# [DATA SUPPLIED]
Start

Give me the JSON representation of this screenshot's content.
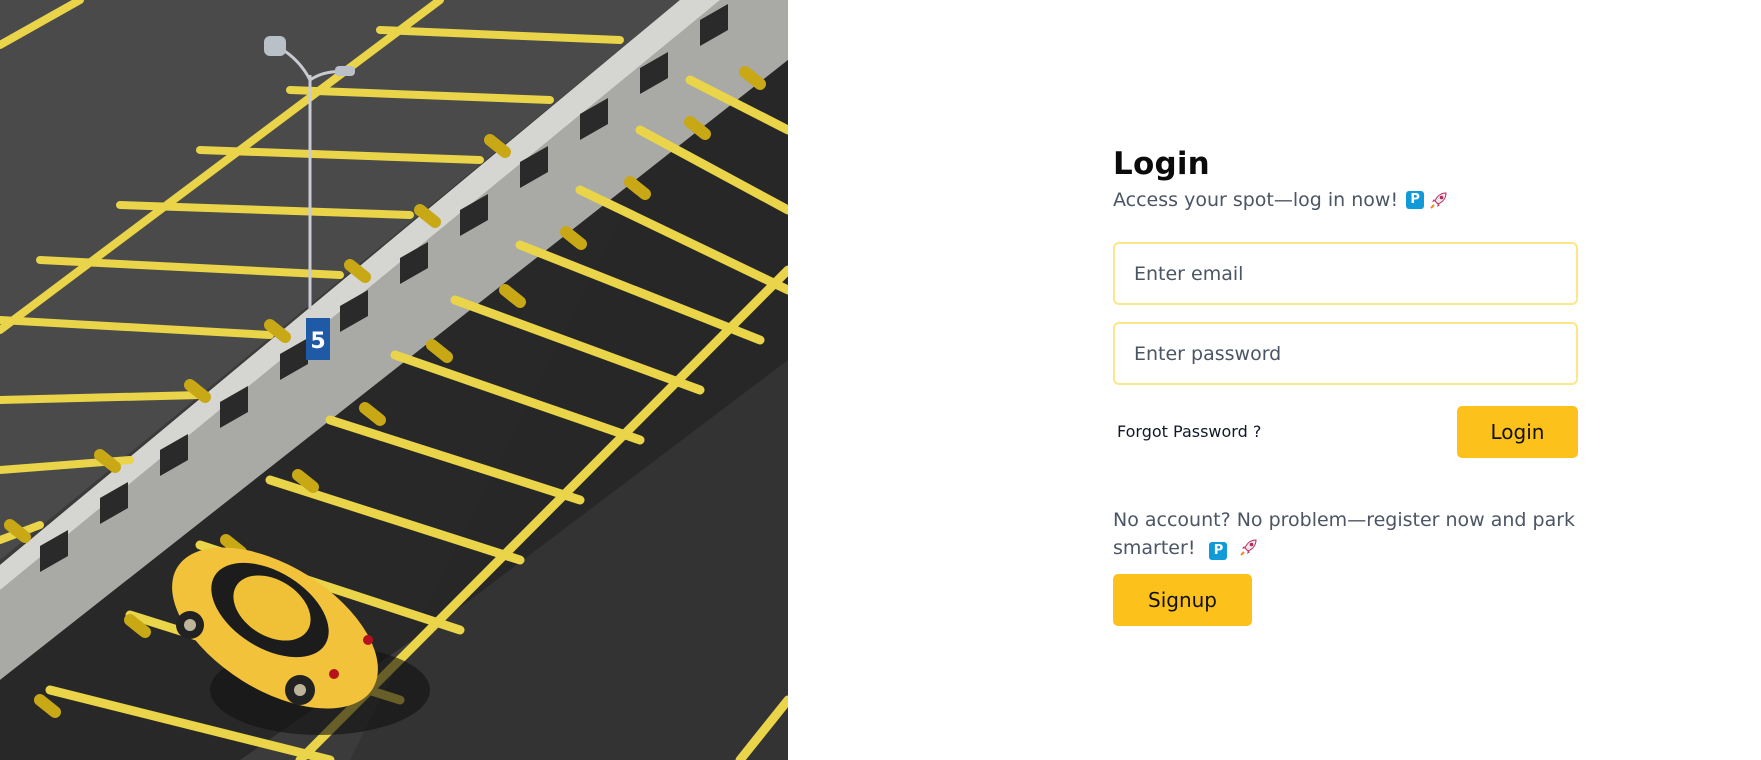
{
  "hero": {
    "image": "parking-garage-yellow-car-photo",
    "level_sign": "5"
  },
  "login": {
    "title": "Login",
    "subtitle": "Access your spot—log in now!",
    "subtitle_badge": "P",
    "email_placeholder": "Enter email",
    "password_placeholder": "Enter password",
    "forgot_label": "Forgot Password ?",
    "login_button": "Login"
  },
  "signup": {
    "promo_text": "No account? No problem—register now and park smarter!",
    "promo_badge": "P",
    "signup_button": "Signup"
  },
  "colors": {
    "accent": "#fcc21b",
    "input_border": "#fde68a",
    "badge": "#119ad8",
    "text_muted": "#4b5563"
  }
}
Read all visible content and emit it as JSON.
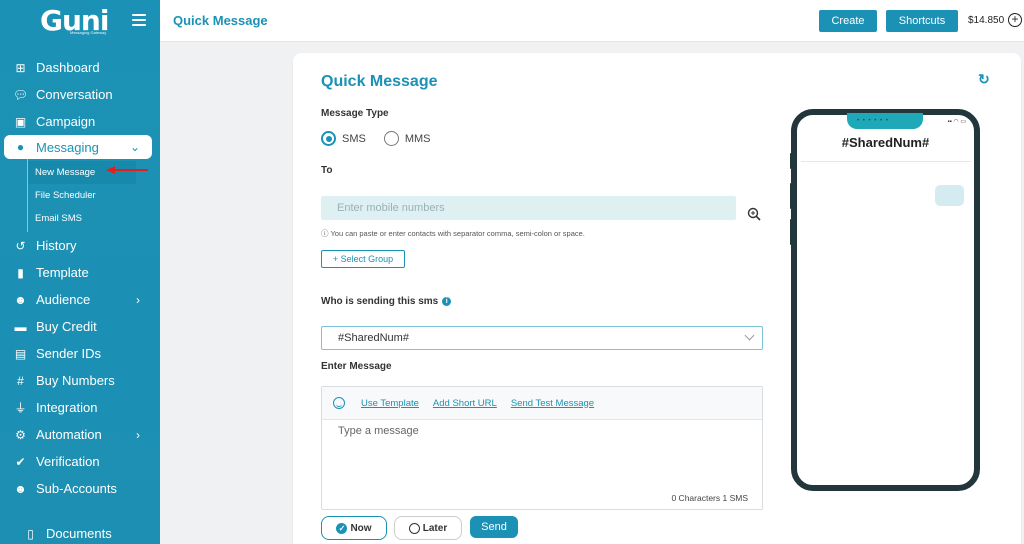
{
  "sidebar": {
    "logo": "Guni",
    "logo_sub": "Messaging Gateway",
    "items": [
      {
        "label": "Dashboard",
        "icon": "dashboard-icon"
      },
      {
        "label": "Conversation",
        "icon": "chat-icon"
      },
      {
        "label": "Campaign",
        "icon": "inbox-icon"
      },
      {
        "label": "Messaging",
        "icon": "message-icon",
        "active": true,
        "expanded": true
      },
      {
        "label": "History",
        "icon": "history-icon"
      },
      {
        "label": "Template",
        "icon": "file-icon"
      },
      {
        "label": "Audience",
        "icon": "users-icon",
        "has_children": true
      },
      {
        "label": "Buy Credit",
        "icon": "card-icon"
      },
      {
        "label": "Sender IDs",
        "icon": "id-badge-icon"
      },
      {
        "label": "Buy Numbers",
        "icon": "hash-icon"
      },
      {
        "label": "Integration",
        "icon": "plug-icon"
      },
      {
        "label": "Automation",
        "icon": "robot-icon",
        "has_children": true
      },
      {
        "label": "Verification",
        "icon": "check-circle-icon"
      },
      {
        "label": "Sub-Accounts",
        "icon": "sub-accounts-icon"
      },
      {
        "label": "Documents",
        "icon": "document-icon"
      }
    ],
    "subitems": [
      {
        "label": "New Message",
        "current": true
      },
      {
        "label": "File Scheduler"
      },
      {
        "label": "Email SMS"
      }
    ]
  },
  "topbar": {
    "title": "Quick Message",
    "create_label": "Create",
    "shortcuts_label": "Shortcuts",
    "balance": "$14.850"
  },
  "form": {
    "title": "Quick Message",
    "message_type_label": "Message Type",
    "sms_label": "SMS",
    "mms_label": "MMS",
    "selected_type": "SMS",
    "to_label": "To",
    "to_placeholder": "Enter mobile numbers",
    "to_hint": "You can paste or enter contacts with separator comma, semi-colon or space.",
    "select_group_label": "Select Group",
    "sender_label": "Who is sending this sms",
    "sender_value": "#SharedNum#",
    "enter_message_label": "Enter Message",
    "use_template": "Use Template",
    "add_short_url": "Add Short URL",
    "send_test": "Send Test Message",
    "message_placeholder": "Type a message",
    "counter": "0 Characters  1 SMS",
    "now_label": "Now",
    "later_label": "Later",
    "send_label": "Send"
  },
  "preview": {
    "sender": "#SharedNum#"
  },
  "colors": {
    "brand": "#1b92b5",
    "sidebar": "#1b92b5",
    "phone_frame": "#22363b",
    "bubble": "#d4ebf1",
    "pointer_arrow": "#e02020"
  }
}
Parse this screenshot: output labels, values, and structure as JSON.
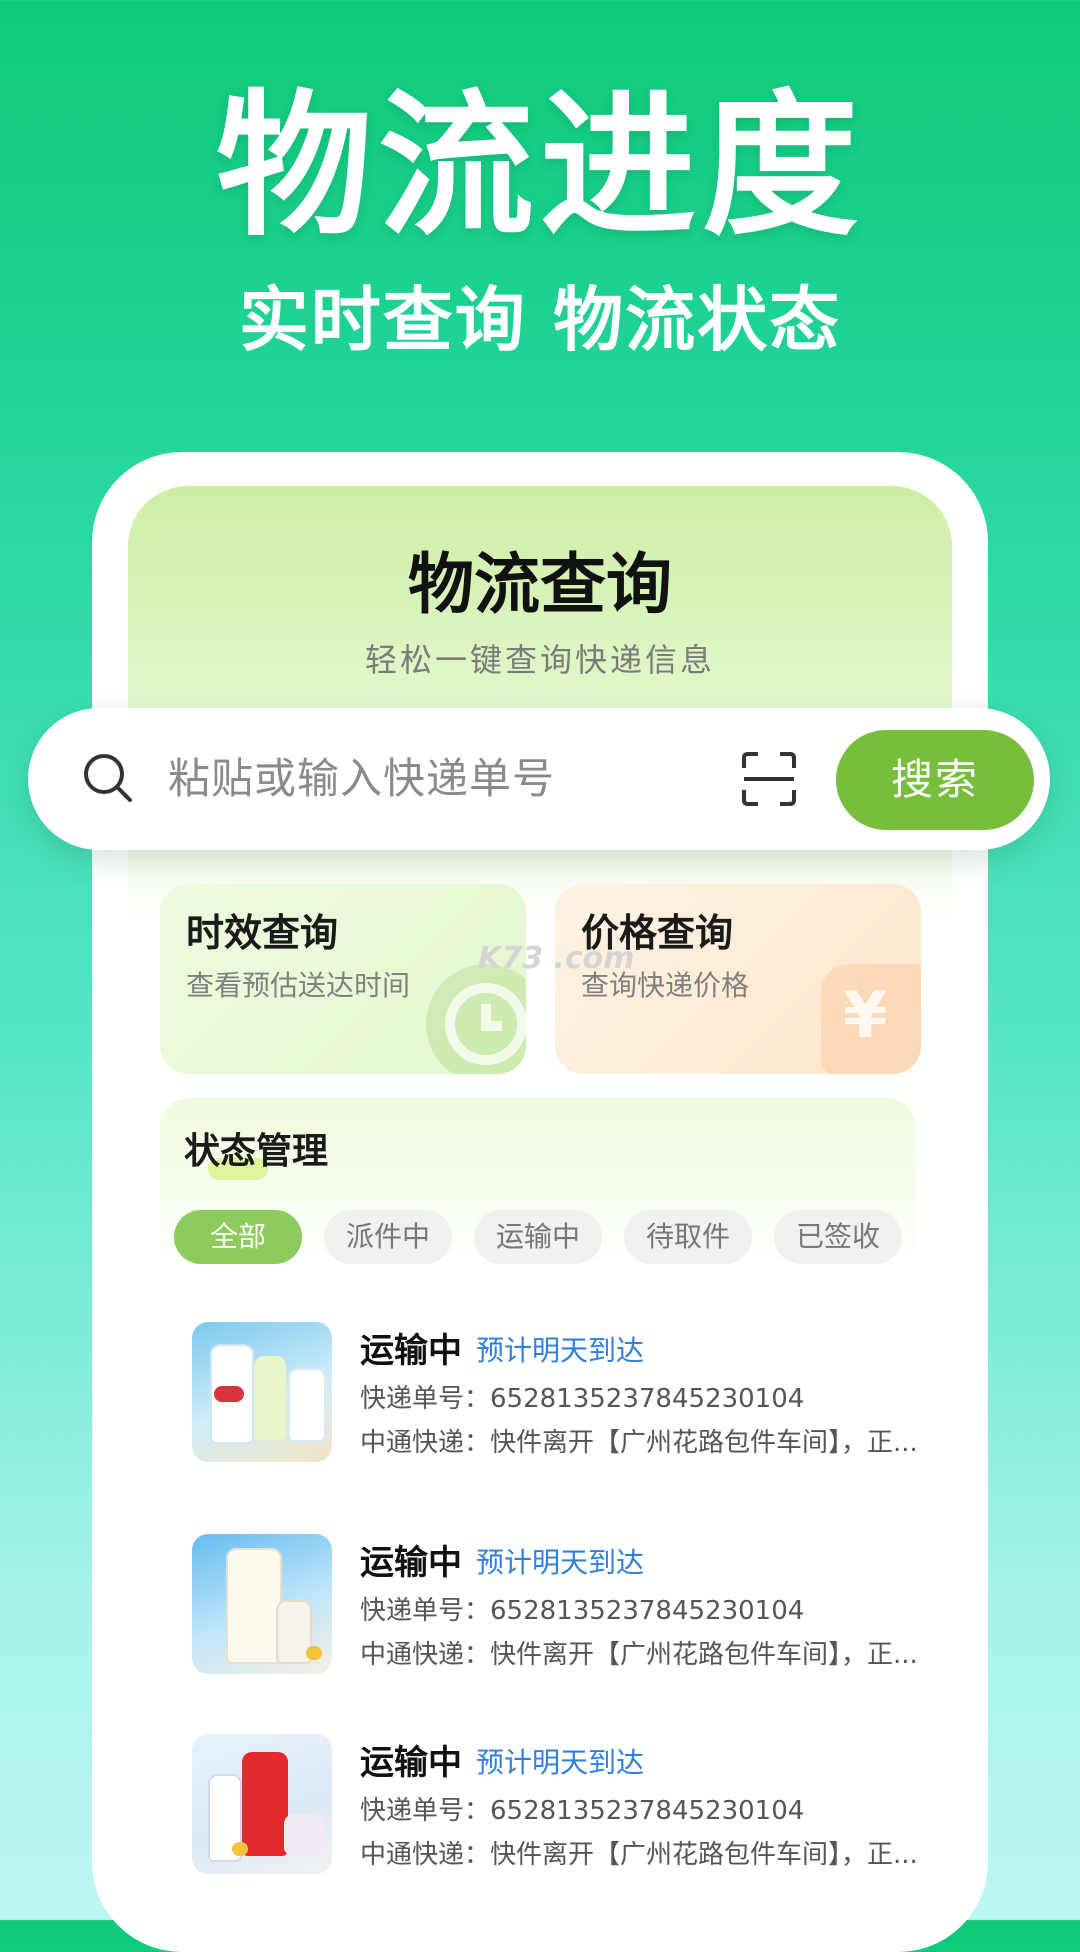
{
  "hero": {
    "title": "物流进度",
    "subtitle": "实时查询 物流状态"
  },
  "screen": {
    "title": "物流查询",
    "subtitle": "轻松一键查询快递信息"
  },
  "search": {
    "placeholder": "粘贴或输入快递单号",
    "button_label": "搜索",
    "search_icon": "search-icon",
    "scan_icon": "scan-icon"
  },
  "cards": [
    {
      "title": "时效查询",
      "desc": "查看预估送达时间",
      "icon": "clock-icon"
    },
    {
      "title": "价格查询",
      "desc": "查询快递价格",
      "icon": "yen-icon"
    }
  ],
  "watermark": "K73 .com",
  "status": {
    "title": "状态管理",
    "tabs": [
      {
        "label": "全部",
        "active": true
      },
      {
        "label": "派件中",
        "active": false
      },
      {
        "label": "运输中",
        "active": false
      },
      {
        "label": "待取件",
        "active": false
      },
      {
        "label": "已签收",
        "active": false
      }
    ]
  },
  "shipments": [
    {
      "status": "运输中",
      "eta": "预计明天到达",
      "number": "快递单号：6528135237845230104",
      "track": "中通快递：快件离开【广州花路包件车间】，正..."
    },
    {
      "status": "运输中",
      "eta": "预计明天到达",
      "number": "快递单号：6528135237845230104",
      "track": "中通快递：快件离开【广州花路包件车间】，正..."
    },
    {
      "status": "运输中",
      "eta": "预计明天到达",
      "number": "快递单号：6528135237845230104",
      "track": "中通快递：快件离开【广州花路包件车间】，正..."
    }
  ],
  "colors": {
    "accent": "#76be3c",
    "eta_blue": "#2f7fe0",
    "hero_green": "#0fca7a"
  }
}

End

# [YOUR GOAL]
All records must be output exactly as they are, except for the pictures, which are left out.

# [ANSWER]
Give me the JSON representation of this screenshot's content.
{
  "hero": {
    "image": "parking-garage-yellow-car-photo",
    "level_sign": "5"
  },
  "login": {
    "title": "Login",
    "subtitle": "Access your spot—log in now!",
    "subtitle_badge": "P",
    "email_placeholder": "Enter email",
    "password_placeholder": "Enter password",
    "forgot_label": "Forgot Password ?",
    "login_button": "Login"
  },
  "signup": {
    "promo_text": "No account? No problem—register now and park smarter!",
    "promo_badge": "P",
    "signup_button": "Signup"
  },
  "colors": {
    "accent": "#fcc21b",
    "input_border": "#fde68a",
    "badge": "#119ad8",
    "text_muted": "#4b5563"
  }
}
Read all visible content and emit it as JSON.
{
  "sidebar": {
    "logo": "Guni",
    "logo_sub": "Messaging Gateway",
    "items": [
      {
        "label": "Dashboard",
        "icon": "dashboard-icon"
      },
      {
        "label": "Conversation",
        "icon": "chat-icon"
      },
      {
        "label": "Campaign",
        "icon": "inbox-icon"
      },
      {
        "label": "Messaging",
        "icon": "message-icon",
        "active": true,
        "expanded": true
      },
      {
        "label": "History",
        "icon": "history-icon"
      },
      {
        "label": "Template",
        "icon": "file-icon"
      },
      {
        "label": "Audience",
        "icon": "users-icon",
        "has_children": true
      },
      {
        "label": "Buy Credit",
        "icon": "card-icon"
      },
      {
        "label": "Sender IDs",
        "icon": "id-badge-icon"
      },
      {
        "label": "Buy Numbers",
        "icon": "hash-icon"
      },
      {
        "label": "Integration",
        "icon": "plug-icon"
      },
      {
        "label": "Automation",
        "icon": "robot-icon",
        "has_children": true
      },
      {
        "label": "Verification",
        "icon": "check-circle-icon"
      },
      {
        "label": "Sub-Accounts",
        "icon": "sub-accounts-icon"
      },
      {
        "label": "Documents",
        "icon": "document-icon"
      }
    ],
    "subitems": [
      {
        "label": "New Message",
        "current": true
      },
      {
        "label": "File Scheduler"
      },
      {
        "label": "Email SMS"
      }
    ]
  },
  "topbar": {
    "title": "Quick Message",
    "create_label": "Create",
    "shortcuts_label": "Shortcuts",
    "balance": "$14.850"
  },
  "form": {
    "title": "Quick Message",
    "message_type_label": "Message Type",
    "sms_label": "SMS",
    "mms_label": "MMS",
    "selected_type": "SMS",
    "to_label": "To",
    "to_placeholder": "Enter mobile numbers",
    "to_hint": "You can paste or enter contacts with separator comma, semi-colon or space.",
    "select_group_label": "Select Group",
    "sender_label": "Who is sending this sms",
    "sender_value": "#SharedNum#",
    "enter_message_label": "Enter Message",
    "use_template": "Use Template",
    "add_short_url": "Add Short URL",
    "send_test": "Send Test Message",
    "message_placeholder": "Type a message",
    "counter": "0 Characters  1 SMS",
    "now_label": "Now",
    "later_label": "Later",
    "send_label": "Send"
  },
  "preview": {
    "sender": "#SharedNum#"
  },
  "colors": {
    "brand": "#1b92b5",
    "sidebar": "#1b92b5",
    "phone_frame": "#22363b",
    "bubble": "#d4ebf1",
    "pointer_arrow": "#e02020"
  }
}
Parse this screenshot: output labels, values, and structure as JSON.
{
  "hero": {
    "title": "物流进度",
    "subtitle": "实时查询 物流状态"
  },
  "screen": {
    "title": "物流查询",
    "subtitle": "轻松一键查询快递信息"
  },
  "search": {
    "placeholder": "粘贴或输入快递单号",
    "button_label": "搜索",
    "search_icon": "search-icon",
    "scan_icon": "scan-icon"
  },
  "cards": [
    {
      "title": "时效查询",
      "desc": "查看预估送达时间",
      "icon": "clock-icon"
    },
    {
      "title": "价格查询",
      "desc": "查询快递价格",
      "icon": "yen-icon"
    }
  ],
  "watermark": "K73 .com",
  "status": {
    "title": "状态管理",
    "tabs": [
      {
        "label": "全部",
        "active": true
      },
      {
        "label": "派件中",
        "active": false
      },
      {
        "label": "运输中",
        "active": false
      },
      {
        "label": "待取件",
        "active": false
      },
      {
        "label": "已签收",
        "active": false
      }
    ]
  },
  "shipments": [
    {
      "status": "运输中",
      "eta": "预计明天到达",
      "number": "快递单号：6528135237845230104",
      "track": "中通快递：快件离开【广州花路包件车间】，正..."
    },
    {
      "status": "运输中",
      "eta": "预计明天到达",
      "number": "快递单号：6528135237845230104",
      "track": "中通快递：快件离开【广州花路包件车间】，正..."
    },
    {
      "status": "运输中",
      "eta": "预计明天到达",
      "number": "快递单号：6528135237845230104",
      "track": "中通快递：快件离开【广州花路包件车间】，正..."
    }
  ],
  "colors": {
    "accent": "#76be3c",
    "eta_blue": "#2f7fe0",
    "hero_green": "#0fca7a"
  }
}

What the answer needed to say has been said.